**Document:**
^^^^^^^^
With heavy hearts…
September 16, 2016
First, we grieve.
Two young boys, friends just 13, died here this week, days apart. They enjoyed their skateboards and dirt bikes and stuff newly teenage boys enjoy. They did not die from a car crash or a fire or a terminal illness. They died from bad judgement. From making a bad decision they thought they could outlive. There is no indication they meant to die from experimenting with a dangerous substance that they did not know was highly lethal.
There will be time enough for the conversations about drugs in our schools/our community/the times we live. Brutal, tough conversations, perhaps finally now, about the number of deaths in the past two years in our town, of young people under the age of 30, that were all opiate related. Deaths whose cause have been whispered about but not discussed. Because make no mistake — these two boys were part of an epidemic here of massive drug abuse in our town among young people.
And there might even be blame to be dealt to who supplied the drugs to those children. We all carry a piece of the burden for not paying closer attention to the neighbor's kid. Not asking questions when we understood there to be changes in their friends and lifestyle choices. There will be time for all those questions to be asked.
But for now, just for this week, we grieve. With one heart we mourn the dead child that could have been ours, because they all make questionable choices — even bad choices — and by some measure of grace most survive. We open our hearts to those moms and dads who will spend the rest of their lives grieving their sons, their boys who will not grow into men.
^^^^^^^^
Element location data:
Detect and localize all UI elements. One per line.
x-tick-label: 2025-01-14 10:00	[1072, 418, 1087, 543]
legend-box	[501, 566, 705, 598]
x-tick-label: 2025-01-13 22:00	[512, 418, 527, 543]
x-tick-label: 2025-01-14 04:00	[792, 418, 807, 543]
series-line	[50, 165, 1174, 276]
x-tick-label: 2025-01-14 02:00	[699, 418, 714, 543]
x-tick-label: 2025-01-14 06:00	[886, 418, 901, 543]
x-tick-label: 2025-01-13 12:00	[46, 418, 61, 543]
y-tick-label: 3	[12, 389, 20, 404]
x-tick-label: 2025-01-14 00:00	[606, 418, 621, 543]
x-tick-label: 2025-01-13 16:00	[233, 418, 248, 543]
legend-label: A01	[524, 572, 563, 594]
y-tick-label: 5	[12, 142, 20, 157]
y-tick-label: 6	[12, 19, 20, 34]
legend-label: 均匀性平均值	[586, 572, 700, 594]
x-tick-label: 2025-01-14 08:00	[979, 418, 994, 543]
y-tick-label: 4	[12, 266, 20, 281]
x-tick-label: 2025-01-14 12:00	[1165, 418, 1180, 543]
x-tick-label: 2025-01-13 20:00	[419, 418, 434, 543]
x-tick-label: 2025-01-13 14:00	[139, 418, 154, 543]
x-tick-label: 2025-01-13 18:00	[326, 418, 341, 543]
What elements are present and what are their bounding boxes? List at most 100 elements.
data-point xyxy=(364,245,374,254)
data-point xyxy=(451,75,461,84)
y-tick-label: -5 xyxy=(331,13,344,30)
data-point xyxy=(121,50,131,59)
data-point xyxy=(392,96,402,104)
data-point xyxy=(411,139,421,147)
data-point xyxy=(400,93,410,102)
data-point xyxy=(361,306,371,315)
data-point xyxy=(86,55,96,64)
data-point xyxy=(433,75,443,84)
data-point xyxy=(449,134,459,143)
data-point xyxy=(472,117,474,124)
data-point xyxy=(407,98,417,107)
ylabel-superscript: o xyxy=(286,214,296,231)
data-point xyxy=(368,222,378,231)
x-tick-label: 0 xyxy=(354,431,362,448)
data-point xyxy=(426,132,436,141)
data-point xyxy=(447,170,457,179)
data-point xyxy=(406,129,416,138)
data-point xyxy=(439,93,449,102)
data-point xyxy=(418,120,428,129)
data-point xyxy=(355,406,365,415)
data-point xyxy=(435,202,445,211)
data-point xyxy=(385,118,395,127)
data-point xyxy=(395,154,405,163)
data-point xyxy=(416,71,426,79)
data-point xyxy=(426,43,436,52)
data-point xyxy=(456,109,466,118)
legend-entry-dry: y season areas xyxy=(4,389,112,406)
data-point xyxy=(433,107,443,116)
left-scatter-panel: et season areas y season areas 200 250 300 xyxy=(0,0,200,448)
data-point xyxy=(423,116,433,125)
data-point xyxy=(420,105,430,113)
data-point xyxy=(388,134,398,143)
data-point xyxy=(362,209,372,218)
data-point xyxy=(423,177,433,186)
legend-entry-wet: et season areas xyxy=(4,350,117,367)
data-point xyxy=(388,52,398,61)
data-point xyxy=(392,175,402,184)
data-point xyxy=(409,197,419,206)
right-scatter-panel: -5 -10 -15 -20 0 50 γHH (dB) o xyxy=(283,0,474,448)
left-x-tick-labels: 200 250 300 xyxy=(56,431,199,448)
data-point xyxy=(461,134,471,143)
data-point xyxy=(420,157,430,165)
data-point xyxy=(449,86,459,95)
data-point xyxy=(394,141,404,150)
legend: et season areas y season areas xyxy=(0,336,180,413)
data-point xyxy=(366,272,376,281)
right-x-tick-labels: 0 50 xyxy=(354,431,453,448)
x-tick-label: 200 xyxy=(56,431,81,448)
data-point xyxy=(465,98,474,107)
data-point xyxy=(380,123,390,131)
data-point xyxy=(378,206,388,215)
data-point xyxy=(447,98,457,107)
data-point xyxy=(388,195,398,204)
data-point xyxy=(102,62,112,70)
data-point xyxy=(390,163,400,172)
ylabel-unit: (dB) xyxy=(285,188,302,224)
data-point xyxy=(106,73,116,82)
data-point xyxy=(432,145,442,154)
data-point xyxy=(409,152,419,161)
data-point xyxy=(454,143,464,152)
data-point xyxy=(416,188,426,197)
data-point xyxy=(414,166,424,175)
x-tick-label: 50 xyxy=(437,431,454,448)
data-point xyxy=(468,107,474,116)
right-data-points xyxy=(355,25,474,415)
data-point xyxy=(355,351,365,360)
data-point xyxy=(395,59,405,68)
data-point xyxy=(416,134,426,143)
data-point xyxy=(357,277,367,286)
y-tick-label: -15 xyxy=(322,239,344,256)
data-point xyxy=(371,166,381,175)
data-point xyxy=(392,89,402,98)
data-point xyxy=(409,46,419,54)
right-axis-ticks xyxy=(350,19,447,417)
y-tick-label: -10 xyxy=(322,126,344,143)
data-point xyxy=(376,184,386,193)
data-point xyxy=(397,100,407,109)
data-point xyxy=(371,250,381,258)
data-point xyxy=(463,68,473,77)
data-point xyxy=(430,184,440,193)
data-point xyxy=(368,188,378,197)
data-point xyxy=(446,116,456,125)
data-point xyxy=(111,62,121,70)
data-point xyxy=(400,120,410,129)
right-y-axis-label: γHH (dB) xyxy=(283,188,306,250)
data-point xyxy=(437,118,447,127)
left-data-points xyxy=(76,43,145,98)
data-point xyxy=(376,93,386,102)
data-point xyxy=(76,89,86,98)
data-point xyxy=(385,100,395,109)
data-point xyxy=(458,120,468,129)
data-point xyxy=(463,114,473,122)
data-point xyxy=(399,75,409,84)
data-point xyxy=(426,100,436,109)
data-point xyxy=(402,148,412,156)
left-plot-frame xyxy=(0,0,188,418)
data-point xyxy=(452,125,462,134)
^^^^^^^^
**Your tasks:**
(1) In the editorial mourning the two boys, what causes of death does it say they did not die from?
(2) Can you echo the editorial mourning the two boys from "But for now, just" to "grow into men."?
(3) Could you carry on the editorial mourning the two boys from the point where it stops?

**Responses by task:**
(1) A car crash, a fire, and a terminal illness.

(2)
But for now, just for this week, we grieve. With one heart we mourn the dead child that could have been ours, because they all make questionable choices — even bad choices — and by some measure of grace most survive. We open our hearts to those moms and dads who will spend the rest of their lives grieving their sons, their boys who will not grow into men.

(3)
We need to stop talking about what makes a community and be a community. Nobody needs another casserole — they need compassion. A handwritten note. A single flower, hand delivered. A full-bodied hug. And what each of the families needs is that you not forget them — three weeks from now, three months, three years — after all the attention and stories have faded from the news cycle.
Every day the school is trying to educate students in the basic subjects and in basic living skills to keep them safe. The teachers work impossibly hard — Bob and Julie and Nancy — to provide them with educational tools and basic living tools, even, often, personal hygiene products. The superintendent, Ember, takes her tender heart to work each day and tries to find where fair intersects with fear. And how to help the students and teachers and parents navigate the choppy waters of adolescence. Our police chief, Wade, and fire chief, Paul, and our sheriff, Justin — and their staff — try to holster emotions and wrangle the real bad guys and redirect the real dumb guys. The delicate balance in a resort community is a complicated dance between law and leisure.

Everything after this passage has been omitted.